* **PROBLEM TO SOLVE**
What lines of the data include the string "color"? Copy them all.

------ DATASET ENTRIES ------

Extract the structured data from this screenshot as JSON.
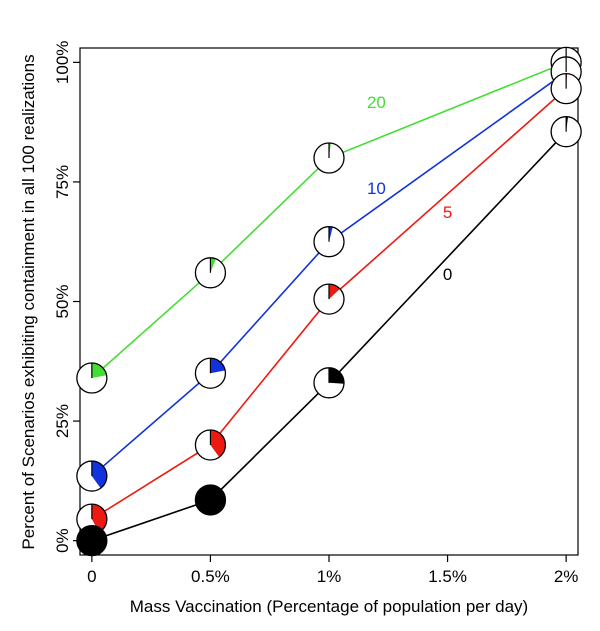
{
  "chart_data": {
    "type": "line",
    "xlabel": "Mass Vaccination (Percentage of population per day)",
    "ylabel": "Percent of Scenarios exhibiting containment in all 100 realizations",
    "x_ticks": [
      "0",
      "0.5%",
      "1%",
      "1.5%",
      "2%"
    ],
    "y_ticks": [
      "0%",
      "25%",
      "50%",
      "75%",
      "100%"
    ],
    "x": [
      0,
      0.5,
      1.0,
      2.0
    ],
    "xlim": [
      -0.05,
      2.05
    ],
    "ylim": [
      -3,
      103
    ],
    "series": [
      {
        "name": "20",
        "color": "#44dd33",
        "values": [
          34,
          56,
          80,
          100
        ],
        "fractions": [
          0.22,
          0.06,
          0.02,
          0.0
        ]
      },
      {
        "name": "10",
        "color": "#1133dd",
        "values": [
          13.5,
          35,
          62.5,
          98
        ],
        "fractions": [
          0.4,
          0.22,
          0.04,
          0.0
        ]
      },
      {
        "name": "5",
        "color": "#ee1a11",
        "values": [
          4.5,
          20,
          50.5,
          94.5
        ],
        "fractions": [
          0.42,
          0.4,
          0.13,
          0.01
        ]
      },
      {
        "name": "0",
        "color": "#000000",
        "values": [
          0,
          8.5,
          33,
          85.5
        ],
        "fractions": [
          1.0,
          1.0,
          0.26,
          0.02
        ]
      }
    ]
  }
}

------

* **SOLUTION TO THE EXERCISE**
        "color": "#44dd33",
        "color": "#1133dd",
        "color": "#ee1a11",
        "color": "#000000",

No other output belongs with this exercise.